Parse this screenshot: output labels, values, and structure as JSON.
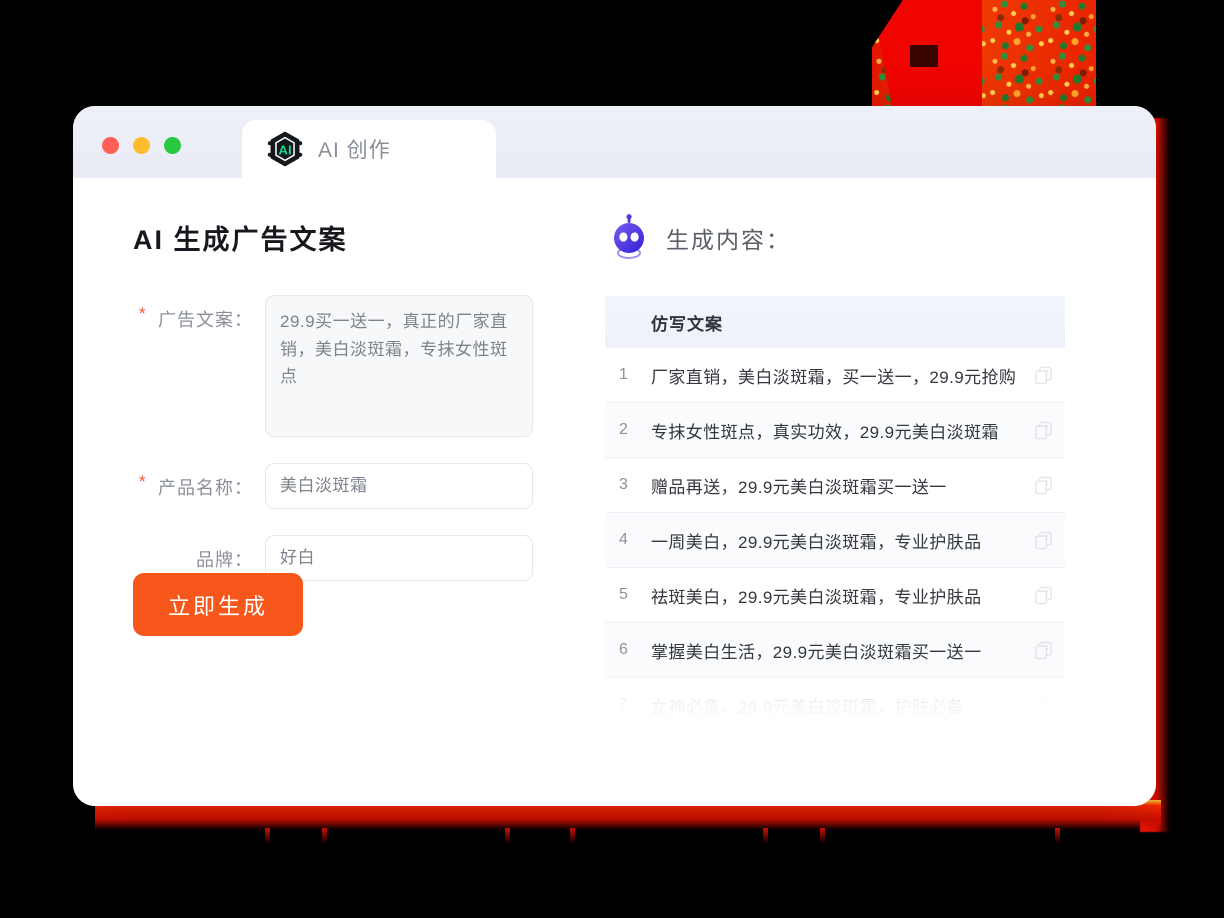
{
  "window": {
    "traffic_lights": [
      {
        "name": "close",
        "color": "#ff5f57"
      },
      {
        "name": "minimize",
        "color": "#ffbd2e"
      },
      {
        "name": "maximize",
        "color": "#28c840"
      }
    ],
    "tab_label": "AI 创作",
    "tab_logo_text": "AI"
  },
  "left": {
    "title": "AI 生成广告文案",
    "fields": [
      {
        "label": "广告文案：",
        "required": true,
        "value": "29.9买一送一，真正的厂家直销，美白淡斑霜，专抹女性斑点",
        "type": "textarea"
      },
      {
        "label": "产品名称：",
        "required": true,
        "value": "美白淡斑霜",
        "type": "input"
      },
      {
        "label": "品牌：",
        "required": false,
        "value": "好白",
        "type": "input"
      }
    ],
    "generate_button": "立即生成"
  },
  "right": {
    "title": "生成内容：",
    "table": {
      "header": "仿写文案",
      "rows": [
        {
          "num": "1",
          "text": "厂家直销，美白淡斑霜，买一送一，29.9元抢购"
        },
        {
          "num": "2",
          "text": "专抹女性斑点，真实功效，29.9元美白淡斑霜"
        },
        {
          "num": "3",
          "text": "赠品再送，29.9元美白淡斑霜买一送一"
        },
        {
          "num": "4",
          "text": "一周美白，29.9元美白淡斑霜，专业护肤品"
        },
        {
          "num": "5",
          "text": "祛斑美白，29.9元美白淡斑霜，专业护肤品"
        },
        {
          "num": "6",
          "text": "掌握美白生活，29.9元美白淡斑霜买一送一"
        },
        {
          "num": "7",
          "text": "女神必备，29.9元美白淡斑霜，护肤必备"
        }
      ]
    }
  },
  "colors": {
    "accent_orange": "#f8571c",
    "required_star": "#f5562a",
    "logo_green": "#19d68a",
    "robot_purple": "#4c3ce0",
    "glow_red": "#ff1400",
    "title_text": "#16181d"
  }
}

**Problem to work on:** Images in the data above are to be skipped. Retype all other material exactly.

**Worked answer:**
Parse this screenshot: output labels, values, and structure as JSON.
{
  "window": {
    "traffic_lights": [
      {
        "name": "close",
        "color": "#ff5f57"
      },
      {
        "name": "minimize",
        "color": "#ffbd2e"
      },
      {
        "name": "maximize",
        "color": "#28c840"
      }
    ],
    "tab_label": "AI 创作",
    "tab_logo_text": "AI"
  },
  "left": {
    "title": "AI 生成广告文案",
    "fields": [
      {
        "label": "广告文案：",
        "required": true,
        "value": "29.9买一送一，真正的厂家直销，美白淡斑霜，专抹女性斑点",
        "type": "textarea"
      },
      {
        "label": "产品名称：",
        "required": true,
        "value": "美白淡斑霜",
        "type": "input"
      },
      {
        "label": "品牌：",
        "required": false,
        "value": "好白",
        "type": "input"
      }
    ],
    "generate_button": "立即生成"
  },
  "right": {
    "title": "生成内容：",
    "table": {
      "header": "仿写文案",
      "rows": [
        {
          "num": "1",
          "text": "厂家直销，美白淡斑霜，买一送一，29.9元抢购"
        },
        {
          "num": "2",
          "text": "专抹女性斑点，真实功效，29.9元美白淡斑霜"
        },
        {
          "num": "3",
          "text": "赠品再送，29.9元美白淡斑霜买一送一"
        },
        {
          "num": "4",
          "text": "一周美白，29.9元美白淡斑霜，专业护肤品"
        },
        {
          "num": "5",
          "text": "祛斑美白，29.9元美白淡斑霜，专业护肤品"
        },
        {
          "num": "6",
          "text": "掌握美白生活，29.9元美白淡斑霜买一送一"
        },
        {
          "num": "7",
          "text": "女神必备，29.9元美白淡斑霜，护肤必备"
        }
      ]
    }
  },
  "colors": {
    "accent_orange": "#f8571c",
    "required_star": "#f5562a",
    "logo_green": "#19d68a",
    "robot_purple": "#4c3ce0",
    "glow_red": "#ff1400",
    "title_text": "#16181d"
  }
}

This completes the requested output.